• Dataset items:
□ □ □ □ □
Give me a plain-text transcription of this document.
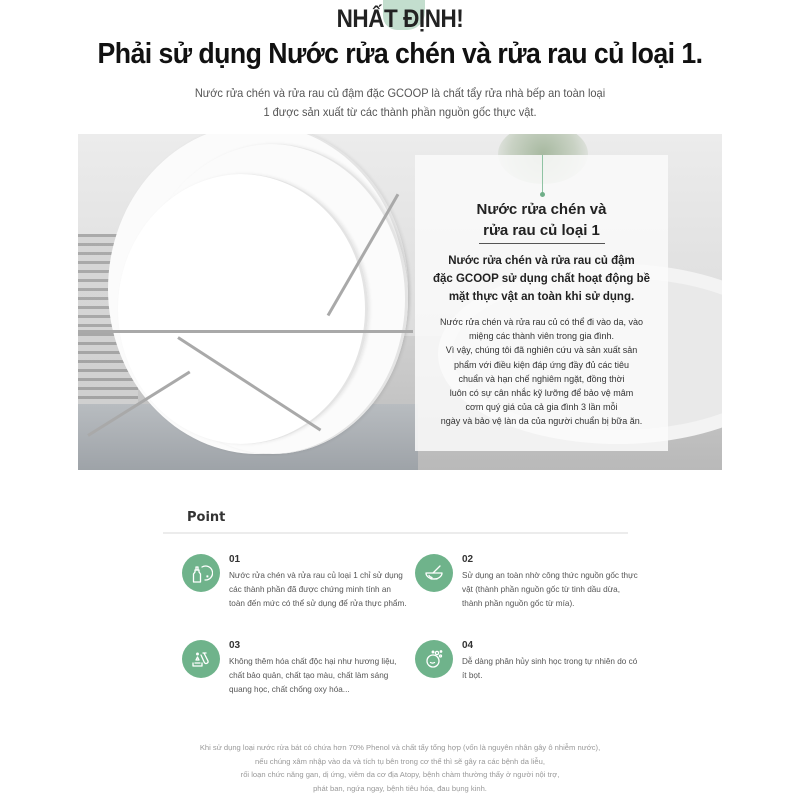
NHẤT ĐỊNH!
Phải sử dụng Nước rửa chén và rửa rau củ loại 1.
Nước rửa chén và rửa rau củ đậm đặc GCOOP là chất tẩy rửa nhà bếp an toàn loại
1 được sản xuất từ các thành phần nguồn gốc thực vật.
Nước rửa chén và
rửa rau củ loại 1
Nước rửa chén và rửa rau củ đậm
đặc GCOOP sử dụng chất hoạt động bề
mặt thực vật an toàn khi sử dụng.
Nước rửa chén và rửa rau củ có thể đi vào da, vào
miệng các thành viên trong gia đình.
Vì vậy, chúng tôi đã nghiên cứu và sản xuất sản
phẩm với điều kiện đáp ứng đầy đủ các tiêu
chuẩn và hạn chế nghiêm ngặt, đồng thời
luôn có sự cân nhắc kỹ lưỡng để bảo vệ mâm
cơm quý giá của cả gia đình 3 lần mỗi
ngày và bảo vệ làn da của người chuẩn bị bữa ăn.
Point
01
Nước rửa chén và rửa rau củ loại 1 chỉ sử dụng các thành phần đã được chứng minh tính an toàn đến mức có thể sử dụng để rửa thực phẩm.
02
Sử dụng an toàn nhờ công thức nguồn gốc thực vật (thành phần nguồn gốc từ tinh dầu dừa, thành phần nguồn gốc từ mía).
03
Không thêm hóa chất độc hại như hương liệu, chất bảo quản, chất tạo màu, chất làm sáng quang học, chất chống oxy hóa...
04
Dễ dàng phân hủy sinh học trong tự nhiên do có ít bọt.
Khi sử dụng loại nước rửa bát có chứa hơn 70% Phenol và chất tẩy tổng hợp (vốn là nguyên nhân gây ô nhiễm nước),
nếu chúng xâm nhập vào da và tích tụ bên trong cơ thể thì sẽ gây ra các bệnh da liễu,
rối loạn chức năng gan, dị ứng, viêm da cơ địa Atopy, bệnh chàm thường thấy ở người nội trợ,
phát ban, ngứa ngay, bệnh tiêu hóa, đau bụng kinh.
□ □ □ □ □
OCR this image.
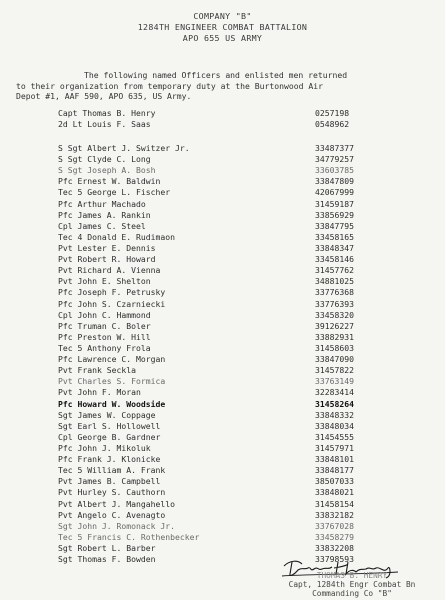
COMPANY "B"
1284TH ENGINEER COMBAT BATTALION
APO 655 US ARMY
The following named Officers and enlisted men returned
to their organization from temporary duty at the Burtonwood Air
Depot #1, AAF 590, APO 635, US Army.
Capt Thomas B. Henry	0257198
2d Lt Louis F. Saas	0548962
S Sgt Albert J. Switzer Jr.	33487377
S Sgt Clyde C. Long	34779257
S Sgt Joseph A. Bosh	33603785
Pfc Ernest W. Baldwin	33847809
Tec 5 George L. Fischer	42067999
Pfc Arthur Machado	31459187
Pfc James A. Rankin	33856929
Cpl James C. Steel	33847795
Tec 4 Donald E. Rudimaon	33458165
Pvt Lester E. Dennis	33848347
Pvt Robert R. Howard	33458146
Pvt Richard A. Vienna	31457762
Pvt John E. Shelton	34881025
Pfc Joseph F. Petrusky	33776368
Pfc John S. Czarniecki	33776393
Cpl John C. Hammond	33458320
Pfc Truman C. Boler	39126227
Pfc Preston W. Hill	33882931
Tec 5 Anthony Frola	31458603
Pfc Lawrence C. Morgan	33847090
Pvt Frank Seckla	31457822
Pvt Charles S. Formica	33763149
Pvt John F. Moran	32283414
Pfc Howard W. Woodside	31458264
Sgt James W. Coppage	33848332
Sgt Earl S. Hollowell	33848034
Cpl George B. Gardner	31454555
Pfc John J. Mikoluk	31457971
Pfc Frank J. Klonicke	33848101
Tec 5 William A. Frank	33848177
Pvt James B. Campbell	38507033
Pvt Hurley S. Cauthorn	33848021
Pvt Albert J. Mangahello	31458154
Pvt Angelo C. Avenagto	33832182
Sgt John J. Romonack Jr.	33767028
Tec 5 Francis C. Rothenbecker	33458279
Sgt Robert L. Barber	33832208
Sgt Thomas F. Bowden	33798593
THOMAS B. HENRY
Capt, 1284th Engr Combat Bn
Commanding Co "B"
□ □ □ □ □
• What the task asks:
Only lines with the string "chất" belong in your answer; copy each one.

• Result of this exercise:
Nước rửa chén và rửa rau củ đậm đặc GCOOP là chất tẩy rửa nhà bếp an toàn loại
đặc GCOOP sử dụng chất hoạt động bề
Không thêm hóa chất độc hại như hương liệu, chất bảo quản, chất tạo màu, chất làm sáng quang học, chất chống oxy hóa...
Khi sử dụng loại nước rửa bát có chứa hơn 70% Phenol và chất tẩy tổng hợp (vốn là nguyên nhân gây ô nhiễm nước),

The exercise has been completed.